Prompt :: Copy every line in the records below that contains the word "name".

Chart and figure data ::

○ ○ ○

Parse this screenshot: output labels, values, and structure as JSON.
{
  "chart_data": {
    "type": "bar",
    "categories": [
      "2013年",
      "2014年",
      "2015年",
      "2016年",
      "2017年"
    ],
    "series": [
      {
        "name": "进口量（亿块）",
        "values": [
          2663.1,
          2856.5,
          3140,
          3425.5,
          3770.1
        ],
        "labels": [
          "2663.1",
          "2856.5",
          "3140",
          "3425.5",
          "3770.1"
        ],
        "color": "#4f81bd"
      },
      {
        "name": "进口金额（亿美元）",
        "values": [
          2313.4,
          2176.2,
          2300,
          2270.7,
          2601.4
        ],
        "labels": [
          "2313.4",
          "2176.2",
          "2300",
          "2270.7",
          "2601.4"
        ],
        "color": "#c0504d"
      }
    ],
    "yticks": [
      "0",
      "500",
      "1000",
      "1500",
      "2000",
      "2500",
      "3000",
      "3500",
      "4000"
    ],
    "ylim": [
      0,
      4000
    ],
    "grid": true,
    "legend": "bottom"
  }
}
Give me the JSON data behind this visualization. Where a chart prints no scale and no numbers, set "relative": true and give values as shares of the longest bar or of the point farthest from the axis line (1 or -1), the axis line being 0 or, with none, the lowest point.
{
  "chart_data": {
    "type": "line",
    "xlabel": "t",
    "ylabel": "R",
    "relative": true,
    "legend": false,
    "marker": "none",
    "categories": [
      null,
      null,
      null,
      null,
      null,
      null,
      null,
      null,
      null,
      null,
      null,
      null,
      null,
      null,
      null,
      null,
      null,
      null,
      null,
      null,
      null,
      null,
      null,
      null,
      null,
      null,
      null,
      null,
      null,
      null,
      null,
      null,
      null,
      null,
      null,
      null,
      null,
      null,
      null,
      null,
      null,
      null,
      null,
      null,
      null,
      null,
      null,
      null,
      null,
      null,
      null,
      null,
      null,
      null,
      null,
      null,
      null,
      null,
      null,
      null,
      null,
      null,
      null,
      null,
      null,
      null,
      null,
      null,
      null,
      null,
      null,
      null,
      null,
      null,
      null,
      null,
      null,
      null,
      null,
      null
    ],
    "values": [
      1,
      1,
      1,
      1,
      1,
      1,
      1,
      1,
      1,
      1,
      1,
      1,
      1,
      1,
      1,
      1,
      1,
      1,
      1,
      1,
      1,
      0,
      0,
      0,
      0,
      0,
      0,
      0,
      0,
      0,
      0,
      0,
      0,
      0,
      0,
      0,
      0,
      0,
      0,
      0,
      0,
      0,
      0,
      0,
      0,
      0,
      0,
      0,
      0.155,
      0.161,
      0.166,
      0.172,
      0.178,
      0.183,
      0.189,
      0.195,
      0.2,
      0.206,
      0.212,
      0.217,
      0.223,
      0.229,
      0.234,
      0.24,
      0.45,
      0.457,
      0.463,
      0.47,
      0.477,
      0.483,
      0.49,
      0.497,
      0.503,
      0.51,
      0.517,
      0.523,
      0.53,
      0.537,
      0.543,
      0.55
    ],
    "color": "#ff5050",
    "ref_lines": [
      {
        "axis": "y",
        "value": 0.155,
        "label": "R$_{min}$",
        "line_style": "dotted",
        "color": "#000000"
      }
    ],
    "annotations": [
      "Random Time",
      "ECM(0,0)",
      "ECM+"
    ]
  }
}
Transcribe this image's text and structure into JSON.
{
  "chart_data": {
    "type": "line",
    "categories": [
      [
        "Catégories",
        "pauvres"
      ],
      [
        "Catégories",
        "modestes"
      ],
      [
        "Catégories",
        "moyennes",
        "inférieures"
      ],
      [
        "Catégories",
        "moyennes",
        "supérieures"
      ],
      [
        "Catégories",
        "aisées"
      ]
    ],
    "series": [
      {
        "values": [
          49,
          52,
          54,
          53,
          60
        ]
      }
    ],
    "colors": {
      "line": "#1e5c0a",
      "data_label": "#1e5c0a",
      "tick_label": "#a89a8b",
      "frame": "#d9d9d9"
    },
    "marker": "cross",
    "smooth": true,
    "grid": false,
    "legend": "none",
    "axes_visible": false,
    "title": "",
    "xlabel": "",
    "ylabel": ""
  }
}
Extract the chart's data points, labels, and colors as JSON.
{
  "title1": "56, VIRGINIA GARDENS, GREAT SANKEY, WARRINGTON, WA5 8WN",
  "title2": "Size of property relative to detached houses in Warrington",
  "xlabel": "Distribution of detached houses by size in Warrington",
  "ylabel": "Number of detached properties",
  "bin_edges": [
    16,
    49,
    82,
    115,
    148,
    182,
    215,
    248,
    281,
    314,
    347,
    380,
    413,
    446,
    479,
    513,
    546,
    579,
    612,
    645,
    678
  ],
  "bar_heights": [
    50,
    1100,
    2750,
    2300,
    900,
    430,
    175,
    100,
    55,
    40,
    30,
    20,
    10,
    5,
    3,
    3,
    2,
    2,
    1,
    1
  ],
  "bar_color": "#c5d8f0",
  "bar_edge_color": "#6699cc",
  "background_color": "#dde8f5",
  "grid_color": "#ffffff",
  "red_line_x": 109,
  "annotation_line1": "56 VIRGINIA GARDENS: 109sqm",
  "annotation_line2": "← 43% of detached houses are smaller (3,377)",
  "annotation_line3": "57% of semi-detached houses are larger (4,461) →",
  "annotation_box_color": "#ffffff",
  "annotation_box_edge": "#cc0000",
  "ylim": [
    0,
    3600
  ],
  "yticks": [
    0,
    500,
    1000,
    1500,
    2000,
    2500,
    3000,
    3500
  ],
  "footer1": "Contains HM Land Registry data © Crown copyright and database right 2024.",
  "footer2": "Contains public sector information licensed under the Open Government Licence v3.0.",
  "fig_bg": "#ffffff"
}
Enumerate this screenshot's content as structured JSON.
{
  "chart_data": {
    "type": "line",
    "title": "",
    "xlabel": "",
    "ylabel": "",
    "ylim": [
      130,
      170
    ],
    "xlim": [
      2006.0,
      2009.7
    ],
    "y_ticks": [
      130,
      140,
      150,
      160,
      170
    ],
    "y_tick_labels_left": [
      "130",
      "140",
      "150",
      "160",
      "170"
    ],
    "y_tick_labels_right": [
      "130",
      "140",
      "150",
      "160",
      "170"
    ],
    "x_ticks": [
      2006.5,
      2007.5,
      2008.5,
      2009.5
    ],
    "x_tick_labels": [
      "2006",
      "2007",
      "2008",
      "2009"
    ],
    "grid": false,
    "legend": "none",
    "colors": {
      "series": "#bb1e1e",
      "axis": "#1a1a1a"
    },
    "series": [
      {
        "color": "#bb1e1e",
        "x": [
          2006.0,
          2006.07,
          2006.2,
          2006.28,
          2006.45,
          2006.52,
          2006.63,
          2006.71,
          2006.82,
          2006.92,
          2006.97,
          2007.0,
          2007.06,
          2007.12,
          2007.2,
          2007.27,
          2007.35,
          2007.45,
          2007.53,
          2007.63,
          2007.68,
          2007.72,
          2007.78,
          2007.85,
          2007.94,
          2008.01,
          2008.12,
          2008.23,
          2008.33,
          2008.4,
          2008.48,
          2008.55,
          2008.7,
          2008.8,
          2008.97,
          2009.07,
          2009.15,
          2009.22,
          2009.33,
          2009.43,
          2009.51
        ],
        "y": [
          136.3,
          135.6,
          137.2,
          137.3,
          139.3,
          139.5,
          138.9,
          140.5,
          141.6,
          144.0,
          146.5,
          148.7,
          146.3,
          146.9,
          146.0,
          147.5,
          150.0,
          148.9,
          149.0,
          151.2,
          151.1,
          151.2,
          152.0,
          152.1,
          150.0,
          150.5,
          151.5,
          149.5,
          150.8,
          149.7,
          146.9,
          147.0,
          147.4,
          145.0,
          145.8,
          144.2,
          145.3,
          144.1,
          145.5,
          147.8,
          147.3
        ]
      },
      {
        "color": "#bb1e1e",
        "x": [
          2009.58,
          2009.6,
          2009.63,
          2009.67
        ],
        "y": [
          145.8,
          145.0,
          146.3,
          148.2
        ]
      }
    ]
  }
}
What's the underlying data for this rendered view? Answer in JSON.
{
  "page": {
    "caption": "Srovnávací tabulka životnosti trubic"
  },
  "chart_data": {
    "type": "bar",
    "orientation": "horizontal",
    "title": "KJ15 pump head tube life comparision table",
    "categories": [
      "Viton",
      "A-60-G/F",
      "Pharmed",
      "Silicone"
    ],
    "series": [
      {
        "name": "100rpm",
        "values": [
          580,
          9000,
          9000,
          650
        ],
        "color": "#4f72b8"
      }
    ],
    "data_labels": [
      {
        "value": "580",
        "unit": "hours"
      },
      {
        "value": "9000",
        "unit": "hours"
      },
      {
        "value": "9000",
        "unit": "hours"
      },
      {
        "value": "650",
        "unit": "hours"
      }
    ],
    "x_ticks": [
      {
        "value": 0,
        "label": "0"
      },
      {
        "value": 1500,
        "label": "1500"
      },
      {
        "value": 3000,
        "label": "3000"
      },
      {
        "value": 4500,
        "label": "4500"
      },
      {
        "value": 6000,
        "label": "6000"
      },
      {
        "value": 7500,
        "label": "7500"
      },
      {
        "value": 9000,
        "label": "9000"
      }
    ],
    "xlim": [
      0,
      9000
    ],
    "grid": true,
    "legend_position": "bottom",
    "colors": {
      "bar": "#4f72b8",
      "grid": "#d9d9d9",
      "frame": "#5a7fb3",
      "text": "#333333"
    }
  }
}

○ ○ ○

Answer in full ::
        "name": "进口量（亿块）",
        "name": "进口金额（亿美元）",
        "name": "100rpm",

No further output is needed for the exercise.